Stated exercise >>
Read through the entries below and return each line with the word "What".

Entries provided >>
^^^^

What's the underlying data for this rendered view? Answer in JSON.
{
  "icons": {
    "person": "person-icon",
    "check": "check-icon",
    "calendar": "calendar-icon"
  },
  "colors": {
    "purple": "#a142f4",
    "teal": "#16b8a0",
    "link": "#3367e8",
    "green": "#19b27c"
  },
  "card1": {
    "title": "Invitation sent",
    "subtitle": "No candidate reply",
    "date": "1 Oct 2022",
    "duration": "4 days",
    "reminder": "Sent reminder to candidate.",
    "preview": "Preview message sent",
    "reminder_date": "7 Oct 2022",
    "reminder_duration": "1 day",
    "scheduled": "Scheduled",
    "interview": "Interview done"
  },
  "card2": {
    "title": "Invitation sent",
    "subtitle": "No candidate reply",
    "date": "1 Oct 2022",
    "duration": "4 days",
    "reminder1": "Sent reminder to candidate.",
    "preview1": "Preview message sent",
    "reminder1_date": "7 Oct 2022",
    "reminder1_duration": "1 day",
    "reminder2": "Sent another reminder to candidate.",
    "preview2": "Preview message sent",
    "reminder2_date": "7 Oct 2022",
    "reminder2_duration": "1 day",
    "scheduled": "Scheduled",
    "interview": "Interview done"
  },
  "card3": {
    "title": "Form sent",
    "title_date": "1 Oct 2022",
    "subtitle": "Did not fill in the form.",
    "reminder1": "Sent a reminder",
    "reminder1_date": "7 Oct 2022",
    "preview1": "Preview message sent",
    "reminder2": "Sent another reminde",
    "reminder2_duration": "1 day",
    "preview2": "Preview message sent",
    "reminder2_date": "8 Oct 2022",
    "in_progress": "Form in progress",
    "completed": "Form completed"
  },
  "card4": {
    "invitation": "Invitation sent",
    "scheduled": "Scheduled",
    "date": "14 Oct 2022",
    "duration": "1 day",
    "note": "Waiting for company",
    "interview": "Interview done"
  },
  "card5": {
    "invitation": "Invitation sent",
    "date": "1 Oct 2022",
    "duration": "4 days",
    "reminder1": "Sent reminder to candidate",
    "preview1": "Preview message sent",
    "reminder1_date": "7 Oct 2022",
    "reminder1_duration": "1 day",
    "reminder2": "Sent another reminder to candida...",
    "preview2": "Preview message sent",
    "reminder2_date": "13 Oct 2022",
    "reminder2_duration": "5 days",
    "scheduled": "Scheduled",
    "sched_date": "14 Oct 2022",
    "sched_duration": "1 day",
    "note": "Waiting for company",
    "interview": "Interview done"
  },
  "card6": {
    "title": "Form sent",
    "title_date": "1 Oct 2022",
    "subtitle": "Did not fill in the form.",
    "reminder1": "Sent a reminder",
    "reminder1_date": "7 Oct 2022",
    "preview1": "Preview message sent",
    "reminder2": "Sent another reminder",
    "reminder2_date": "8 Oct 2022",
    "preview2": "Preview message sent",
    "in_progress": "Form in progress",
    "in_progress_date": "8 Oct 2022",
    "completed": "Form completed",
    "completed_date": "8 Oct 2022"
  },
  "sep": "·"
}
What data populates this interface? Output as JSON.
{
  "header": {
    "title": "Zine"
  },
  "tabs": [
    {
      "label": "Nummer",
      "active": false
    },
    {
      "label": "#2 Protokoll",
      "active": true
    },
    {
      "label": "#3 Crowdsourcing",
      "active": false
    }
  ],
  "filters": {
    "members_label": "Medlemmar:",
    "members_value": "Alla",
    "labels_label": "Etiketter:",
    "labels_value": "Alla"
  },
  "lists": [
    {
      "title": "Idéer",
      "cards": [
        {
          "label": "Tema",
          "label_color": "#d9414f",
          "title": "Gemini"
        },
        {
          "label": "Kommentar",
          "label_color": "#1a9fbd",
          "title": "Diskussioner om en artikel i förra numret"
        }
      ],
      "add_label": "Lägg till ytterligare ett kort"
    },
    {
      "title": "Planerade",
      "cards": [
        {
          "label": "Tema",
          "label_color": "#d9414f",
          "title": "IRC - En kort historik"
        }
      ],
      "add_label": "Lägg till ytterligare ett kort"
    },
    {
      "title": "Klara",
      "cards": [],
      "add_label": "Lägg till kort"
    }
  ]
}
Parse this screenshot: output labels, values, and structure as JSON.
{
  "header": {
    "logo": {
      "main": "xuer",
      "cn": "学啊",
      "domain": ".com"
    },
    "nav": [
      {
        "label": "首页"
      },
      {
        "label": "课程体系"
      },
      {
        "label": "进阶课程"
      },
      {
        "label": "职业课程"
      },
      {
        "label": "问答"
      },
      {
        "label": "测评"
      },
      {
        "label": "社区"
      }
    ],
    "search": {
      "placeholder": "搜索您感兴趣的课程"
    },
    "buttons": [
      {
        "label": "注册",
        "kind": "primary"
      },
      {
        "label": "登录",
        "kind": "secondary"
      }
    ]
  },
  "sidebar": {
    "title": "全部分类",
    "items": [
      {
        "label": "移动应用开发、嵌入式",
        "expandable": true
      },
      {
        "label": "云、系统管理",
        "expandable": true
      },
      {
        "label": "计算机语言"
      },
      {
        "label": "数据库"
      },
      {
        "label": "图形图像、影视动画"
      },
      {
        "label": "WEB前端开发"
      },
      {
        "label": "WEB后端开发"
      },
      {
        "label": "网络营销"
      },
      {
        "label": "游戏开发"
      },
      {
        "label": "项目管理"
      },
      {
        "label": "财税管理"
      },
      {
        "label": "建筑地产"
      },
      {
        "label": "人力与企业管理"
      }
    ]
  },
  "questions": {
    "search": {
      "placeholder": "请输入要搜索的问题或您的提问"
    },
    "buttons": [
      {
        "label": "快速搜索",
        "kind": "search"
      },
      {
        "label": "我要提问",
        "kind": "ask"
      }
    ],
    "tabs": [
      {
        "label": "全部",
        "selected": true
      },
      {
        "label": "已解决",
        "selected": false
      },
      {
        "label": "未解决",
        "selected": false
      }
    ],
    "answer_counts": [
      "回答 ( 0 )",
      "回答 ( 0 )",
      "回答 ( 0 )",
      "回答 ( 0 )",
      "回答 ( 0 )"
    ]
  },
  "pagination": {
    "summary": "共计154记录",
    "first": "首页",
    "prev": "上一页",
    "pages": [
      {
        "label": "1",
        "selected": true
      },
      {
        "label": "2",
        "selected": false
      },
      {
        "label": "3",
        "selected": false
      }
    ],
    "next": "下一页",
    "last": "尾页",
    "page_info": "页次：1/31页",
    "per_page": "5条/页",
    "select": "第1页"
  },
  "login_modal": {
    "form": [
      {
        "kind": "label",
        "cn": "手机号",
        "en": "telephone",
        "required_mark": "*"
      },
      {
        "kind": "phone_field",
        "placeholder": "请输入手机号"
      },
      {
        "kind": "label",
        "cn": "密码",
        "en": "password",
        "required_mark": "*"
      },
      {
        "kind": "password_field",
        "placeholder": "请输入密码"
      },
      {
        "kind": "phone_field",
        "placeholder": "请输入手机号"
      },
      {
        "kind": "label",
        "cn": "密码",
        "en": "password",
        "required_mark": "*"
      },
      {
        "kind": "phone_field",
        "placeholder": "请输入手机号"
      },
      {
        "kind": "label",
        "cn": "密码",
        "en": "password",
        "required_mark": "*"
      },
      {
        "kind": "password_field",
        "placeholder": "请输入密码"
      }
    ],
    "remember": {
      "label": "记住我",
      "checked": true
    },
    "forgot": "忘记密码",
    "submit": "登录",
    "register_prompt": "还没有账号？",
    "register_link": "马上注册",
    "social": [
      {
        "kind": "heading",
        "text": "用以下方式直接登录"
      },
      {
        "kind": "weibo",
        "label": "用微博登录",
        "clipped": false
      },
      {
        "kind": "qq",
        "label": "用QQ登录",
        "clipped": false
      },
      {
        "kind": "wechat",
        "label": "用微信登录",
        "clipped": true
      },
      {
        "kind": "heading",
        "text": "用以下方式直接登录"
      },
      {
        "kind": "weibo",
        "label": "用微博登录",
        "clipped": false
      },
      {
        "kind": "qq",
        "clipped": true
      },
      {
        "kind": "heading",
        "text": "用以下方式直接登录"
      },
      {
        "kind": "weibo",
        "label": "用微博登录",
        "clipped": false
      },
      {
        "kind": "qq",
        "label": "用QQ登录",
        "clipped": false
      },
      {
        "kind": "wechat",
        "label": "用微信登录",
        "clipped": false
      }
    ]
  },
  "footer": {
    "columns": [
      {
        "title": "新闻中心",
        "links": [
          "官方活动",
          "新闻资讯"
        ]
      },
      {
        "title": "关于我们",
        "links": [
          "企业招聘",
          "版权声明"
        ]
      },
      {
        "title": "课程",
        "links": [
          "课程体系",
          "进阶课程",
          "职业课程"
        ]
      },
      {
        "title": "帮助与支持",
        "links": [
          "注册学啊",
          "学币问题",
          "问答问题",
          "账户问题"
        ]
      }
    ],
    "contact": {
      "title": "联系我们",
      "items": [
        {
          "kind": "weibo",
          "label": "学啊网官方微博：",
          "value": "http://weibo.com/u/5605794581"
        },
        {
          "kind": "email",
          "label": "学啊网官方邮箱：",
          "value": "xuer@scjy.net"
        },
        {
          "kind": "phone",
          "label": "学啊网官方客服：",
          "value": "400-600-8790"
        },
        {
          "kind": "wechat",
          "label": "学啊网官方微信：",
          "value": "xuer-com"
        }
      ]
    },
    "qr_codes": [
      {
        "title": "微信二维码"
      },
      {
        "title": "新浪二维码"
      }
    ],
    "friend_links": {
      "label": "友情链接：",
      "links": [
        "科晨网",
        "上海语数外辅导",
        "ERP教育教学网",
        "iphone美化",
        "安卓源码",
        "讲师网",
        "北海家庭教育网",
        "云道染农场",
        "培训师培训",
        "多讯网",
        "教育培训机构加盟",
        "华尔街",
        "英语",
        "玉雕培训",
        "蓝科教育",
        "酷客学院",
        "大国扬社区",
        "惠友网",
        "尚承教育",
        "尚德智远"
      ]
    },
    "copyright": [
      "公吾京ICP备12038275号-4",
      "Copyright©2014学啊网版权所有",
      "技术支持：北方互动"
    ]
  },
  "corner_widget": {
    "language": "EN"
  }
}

^^^^

Task output >>
What's the underlying data for this rendered view? Answer in JSON.
What data populates this interface? Output as JSON.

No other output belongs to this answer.